Take every line that has the string "Laser" and copy it out.

=-=-=

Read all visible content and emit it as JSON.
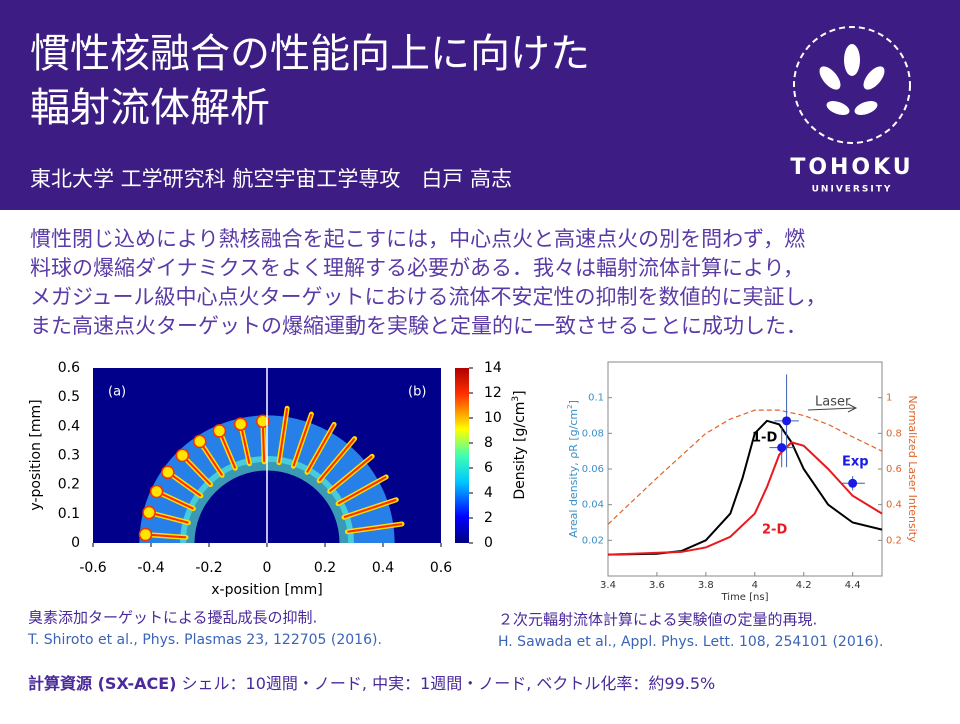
{
  "header": {
    "title_lines": [
      "慣性核融合の性能向上に向けた",
      "輻射流体解析"
    ],
    "author": "東北大学 工学研究科 航空宇宙工学専攻　白戸 高志",
    "logo_text": "TOHOKU",
    "logo_subtext": "UNIVERSITY"
  },
  "abstract_lines": [
    "慣性閉じ込めにより熱核融合を起こすには，中心点火と高速点火の別を問わず，燃",
    "料球の爆縮ダイナミクスをよく理解する必要がある．我々は輻射流体計算により，",
    "メガジュール級中心点火ターゲットにおける流体不安定性の抑制を数値的に実証し，",
    "また高速点火ターゲットの爆縮運動を実験と定量的に一致させることに成功した．"
  ],
  "density_map": {
    "panel_labels": [
      "(a)",
      "(b)"
    ],
    "xlabel": "x-position [mm]",
    "ylabel": "y-position [mm]",
    "xlim": [
      -0.6,
      0.6
    ],
    "ylim": [
      0,
      0.6
    ],
    "xticks": [
      -0.6,
      -0.4,
      -0.2,
      0,
      0.2,
      0.4,
      0.6
    ],
    "yticks": [
      0,
      0.1,
      0.2,
      0.3,
      0.4,
      0.5,
      0.6
    ],
    "colorbar": {
      "label": "Density [g/cm",
      "label_sup": "3",
      "label_end": "]",
      "lim": [
        0,
        14
      ],
      "ticks": [
        0,
        2,
        4,
        6,
        8,
        10,
        12,
        14
      ]
    },
    "caption": "臭素添加ターゲットによる擾乱成長の抑制.",
    "citation": "T. Shiroto et al., Phys. Plasmas 23, 122705 (2016)."
  },
  "chart_data": {
    "type": "line",
    "xlabel": "Time [ns]",
    "ylabel": "Areal density, ρR [g/cm",
    "ylabel_sup": "2",
    "ylabel_end": "]",
    "y2label": "Normalized Laser Intensity",
    "xlim": [
      3.4,
      4.52
    ],
    "ylim": [
      0,
      0.12
    ],
    "y2lim": [
      0,
      1.2
    ],
    "xticks": [
      3.4,
      3.6,
      3.8,
      4,
      4.2,
      4.4
    ],
    "yticks": [
      0.02,
      0.04,
      0.06,
      0.08,
      0.1
    ],
    "y2ticks": [
      0.2,
      0.4,
      0.6,
      0.8,
      1
    ],
    "series": [
      {
        "name": "1-D",
        "color": "#000000",
        "x": [
          3.4,
          3.6,
          3.7,
          3.8,
          3.9,
          3.95,
          4.0,
          4.05,
          4.1,
          4.15,
          4.2,
          4.3,
          4.4,
          4.52
        ],
        "values": [
          0.012,
          0.0125,
          0.014,
          0.02,
          0.035,
          0.055,
          0.08,
          0.087,
          0.085,
          0.075,
          0.06,
          0.04,
          0.03,
          0.026
        ]
      },
      {
        "name": "2-D",
        "color": "#e8191f",
        "x": [
          3.4,
          3.7,
          3.8,
          3.9,
          4.0,
          4.05,
          4.1,
          4.15,
          4.2,
          4.3,
          4.4,
          4.52
        ],
        "values": [
          0.012,
          0.0135,
          0.016,
          0.022,
          0.035,
          0.05,
          0.068,
          0.075,
          0.073,
          0.06,
          0.045,
          0.035
        ]
      },
      {
        "name": "Laser",
        "color": "#e0642a",
        "axis": "y2",
        "dashed": true,
        "x": [
          3.4,
          3.6,
          3.8,
          3.9,
          4.0,
          4.1,
          4.2,
          4.3,
          4.4,
          4.52
        ],
        "values": [
          0.29,
          0.55,
          0.8,
          0.88,
          0.93,
          0.93,
          0.9,
          0.85,
          0.78,
          0.7
        ]
      },
      {
        "name": "Exp",
        "color": "#1a1ae6",
        "points": true,
        "x": [
          4.11,
          4.13,
          4.4
        ],
        "values": [
          0.072,
          0.087,
          0.052
        ],
        "errors": [
          0.011,
          0.026,
          0.004
        ],
        "xerrors": [
          0.05,
          0.05,
          0.05
        ]
      }
    ],
    "caption": "２次元輻射流体計算による実験値の定量的再現.",
    "citation": "H. Sawada et al., Appl. Phys. Lett. 108, 254101 (2016)."
  },
  "footer": {
    "bold": "計算資源 (SX-ACE)",
    "text": " シェル：10週間・ノード,  中実：1週間・ノード,  ベクトル化率：約99.5%"
  }
}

=-=-=

* Reply:
    "y2label": "Normalized Laser Intensity",
        "name": "Laser",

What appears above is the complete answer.